[Rows from a dataset]
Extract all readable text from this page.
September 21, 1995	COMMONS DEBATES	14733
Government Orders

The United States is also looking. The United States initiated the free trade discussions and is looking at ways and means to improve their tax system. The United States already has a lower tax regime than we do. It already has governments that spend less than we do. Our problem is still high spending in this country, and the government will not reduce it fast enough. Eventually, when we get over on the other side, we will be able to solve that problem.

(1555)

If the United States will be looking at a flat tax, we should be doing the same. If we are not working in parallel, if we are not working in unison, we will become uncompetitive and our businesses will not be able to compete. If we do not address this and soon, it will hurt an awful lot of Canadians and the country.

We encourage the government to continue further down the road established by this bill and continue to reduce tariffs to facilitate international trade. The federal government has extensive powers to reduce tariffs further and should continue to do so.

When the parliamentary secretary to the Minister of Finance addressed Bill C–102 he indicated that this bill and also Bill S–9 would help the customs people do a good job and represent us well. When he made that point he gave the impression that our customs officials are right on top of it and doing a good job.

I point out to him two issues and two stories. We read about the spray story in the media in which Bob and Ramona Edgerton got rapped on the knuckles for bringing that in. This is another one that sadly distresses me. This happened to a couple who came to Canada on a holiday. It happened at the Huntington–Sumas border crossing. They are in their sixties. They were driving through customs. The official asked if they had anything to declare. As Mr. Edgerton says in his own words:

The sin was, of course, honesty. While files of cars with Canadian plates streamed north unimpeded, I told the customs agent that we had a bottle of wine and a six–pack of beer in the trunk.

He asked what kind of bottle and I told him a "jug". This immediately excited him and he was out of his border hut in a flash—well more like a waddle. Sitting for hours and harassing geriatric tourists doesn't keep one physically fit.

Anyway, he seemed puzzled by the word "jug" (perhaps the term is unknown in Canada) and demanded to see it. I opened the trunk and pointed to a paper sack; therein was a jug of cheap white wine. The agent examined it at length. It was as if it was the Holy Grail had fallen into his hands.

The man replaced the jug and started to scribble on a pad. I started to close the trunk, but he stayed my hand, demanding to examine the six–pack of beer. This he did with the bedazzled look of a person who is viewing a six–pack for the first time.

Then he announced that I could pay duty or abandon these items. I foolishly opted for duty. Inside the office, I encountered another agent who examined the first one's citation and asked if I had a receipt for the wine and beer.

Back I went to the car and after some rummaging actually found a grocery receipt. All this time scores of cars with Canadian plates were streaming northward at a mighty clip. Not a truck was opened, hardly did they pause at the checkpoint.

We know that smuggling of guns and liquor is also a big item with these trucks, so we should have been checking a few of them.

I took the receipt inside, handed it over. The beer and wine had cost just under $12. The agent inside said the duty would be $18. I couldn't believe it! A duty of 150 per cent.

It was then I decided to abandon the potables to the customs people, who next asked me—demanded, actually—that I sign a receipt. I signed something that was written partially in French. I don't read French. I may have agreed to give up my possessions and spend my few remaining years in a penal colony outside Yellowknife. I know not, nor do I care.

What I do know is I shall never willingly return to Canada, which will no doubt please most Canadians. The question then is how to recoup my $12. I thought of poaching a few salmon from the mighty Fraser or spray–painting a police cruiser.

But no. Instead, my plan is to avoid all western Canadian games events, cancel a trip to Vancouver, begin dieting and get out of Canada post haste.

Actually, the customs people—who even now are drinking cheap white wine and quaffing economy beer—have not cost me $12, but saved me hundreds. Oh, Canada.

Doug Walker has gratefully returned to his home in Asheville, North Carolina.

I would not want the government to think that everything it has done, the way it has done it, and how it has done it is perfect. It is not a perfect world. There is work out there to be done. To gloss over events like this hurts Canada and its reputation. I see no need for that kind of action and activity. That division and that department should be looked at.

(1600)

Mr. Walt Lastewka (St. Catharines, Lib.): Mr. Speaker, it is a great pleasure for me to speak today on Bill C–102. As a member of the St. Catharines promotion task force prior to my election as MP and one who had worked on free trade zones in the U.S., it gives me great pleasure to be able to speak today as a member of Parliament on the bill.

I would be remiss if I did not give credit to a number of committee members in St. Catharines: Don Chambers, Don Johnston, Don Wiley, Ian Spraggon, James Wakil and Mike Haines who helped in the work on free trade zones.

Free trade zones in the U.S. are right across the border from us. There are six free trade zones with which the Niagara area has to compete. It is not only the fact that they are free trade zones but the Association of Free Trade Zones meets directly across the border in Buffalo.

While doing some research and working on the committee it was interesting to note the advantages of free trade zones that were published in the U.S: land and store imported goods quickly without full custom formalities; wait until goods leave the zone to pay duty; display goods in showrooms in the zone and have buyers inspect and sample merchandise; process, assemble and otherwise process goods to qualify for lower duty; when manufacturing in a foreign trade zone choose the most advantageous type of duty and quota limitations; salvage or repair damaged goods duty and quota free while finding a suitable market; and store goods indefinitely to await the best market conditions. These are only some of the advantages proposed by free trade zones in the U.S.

> _What is expected_: Scan the entries above. Copy each line that has the string "bottle".

> _Completed task_:
The sin was, of course, honesty. While files of cars with Canadian plates streamed north unimpeded, I told the customs agent that we had a bottle of wine and a six–pack of beer in the trunk.
He asked what kind of bottle and I told him a "jug". This immediately excited him and he was out of his border hut in a flash—well more like a waddle. Sitting for hours and harassing geriatric tourists doesn't keep one physically fit.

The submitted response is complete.